— Recorded information —
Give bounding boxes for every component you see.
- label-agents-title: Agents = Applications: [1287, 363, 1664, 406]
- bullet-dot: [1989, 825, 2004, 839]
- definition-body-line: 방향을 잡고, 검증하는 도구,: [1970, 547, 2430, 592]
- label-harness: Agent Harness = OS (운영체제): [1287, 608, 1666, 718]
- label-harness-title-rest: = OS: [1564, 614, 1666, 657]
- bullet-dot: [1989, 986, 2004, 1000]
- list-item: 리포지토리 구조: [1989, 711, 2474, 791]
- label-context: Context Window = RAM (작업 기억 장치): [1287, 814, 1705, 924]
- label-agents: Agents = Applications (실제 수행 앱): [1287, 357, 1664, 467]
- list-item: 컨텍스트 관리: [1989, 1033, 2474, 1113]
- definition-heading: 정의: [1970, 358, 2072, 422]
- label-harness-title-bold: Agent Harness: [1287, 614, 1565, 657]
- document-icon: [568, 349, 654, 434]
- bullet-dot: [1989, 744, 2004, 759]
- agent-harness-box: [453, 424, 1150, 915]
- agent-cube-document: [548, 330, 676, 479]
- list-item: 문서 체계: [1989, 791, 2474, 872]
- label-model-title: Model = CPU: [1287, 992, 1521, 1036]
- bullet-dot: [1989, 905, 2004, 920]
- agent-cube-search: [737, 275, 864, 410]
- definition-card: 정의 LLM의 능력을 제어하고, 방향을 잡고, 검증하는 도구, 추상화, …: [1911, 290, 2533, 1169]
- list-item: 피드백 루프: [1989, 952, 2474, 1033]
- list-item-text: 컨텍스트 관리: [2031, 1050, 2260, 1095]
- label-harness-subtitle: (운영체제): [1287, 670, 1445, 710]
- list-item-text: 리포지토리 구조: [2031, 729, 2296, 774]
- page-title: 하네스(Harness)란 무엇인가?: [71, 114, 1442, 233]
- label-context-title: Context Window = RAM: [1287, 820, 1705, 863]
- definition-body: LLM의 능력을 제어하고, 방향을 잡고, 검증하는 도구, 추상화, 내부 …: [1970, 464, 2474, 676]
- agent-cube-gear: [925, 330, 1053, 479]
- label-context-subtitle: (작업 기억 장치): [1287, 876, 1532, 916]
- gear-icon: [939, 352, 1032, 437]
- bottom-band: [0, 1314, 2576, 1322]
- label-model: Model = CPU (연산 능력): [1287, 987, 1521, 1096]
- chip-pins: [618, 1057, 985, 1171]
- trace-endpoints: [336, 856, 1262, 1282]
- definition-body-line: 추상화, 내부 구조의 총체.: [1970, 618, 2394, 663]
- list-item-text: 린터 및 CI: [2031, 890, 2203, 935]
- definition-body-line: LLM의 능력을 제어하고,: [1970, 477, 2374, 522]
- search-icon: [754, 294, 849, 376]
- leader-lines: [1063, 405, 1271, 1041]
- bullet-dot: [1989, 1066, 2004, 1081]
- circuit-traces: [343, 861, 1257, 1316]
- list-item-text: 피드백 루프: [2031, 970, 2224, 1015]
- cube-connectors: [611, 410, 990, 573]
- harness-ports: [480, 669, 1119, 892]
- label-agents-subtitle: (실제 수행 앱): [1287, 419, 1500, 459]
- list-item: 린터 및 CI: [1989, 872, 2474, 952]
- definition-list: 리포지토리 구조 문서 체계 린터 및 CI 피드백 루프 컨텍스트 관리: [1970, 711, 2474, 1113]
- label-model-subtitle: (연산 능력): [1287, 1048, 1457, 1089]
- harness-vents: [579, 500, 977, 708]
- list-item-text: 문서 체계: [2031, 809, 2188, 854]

— Goal —
Rewrite the records from their start through the line containing "- label-harness-title-rest: = OS: [1564, 614, 1666, 657]", changing "Applications" to "Apps" and keeping everything else the same.

— Reply —
Give bounding boxes for every component you see.
- label-agents-title: Agents = Apps: [1287, 363, 1664, 406]
- bullet-dot: [1989, 825, 2004, 839]
- definition-body-line: 방향을 잡고, 검증하는 도구,: [1970, 547, 2430, 592]
- label-harness: Agent Harness = OS (운영체제): [1287, 608, 1666, 718]
- label-harness-title-rest: = OS: [1564, 614, 1666, 657]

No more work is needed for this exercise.